START

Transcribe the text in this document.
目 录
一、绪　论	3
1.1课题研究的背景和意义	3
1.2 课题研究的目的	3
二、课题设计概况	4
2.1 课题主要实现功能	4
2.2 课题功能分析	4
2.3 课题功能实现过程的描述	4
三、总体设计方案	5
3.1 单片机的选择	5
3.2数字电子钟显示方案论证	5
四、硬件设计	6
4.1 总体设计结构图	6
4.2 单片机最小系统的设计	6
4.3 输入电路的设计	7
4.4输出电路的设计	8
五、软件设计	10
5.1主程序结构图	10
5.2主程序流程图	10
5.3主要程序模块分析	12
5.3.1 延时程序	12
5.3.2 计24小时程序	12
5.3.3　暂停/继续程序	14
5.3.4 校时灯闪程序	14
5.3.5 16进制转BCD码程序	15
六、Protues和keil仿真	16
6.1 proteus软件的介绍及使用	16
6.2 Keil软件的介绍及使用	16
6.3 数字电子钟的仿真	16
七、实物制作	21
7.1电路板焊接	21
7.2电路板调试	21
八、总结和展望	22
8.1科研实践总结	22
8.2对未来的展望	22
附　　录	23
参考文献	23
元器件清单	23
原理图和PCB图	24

END

Reproduce the material exactly, with every line intact.

Transcribe the text in this document.
目 录
一、绪　论	3
1.1课题研究的背景和意义	3
1.2 课题研究的目的	3
二、课题设计概况	4
2.1 课题主要实现功能	4
2.2 课题功能分析	4
2.3 课题功能实现过程的描述	4
三、总体设计方案	5
3.1 单片机的选择	5
3.2数字电子钟显示方案论证	5
四、硬件设计	6
4.1 总体设计结构图	6
4.2 单片机最小系统的设计	6
4.3 输入电路的设计	7
4.4输出电路的设计	8
五、软件设计	10
5.1主程序结构图	10
5.2主程序流程图	10
5.3主要程序模块分析	12
5.3.1 延时程序	12
5.3.2 计24小时程序	12
5.3.3　暂停/继续程序	14
5.3.4 校时灯闪程序	14
5.3.5 16进制转BCD码程序	15
六、Protues和keil仿真	16
6.1 proteus软件的介绍及使用	16
6.2 Keil软件的介绍及使用	16
6.3 数字电子钟的仿真	16
七、实物制作	21
7.1电路板焊接	21
7.2电路板调试	21
八、总结和展望	22
8.1科研实践总结	22
8.2对未来的展望	22
附　　录	23
参考文献	23
元器件清单	23
原理图和PCB图	24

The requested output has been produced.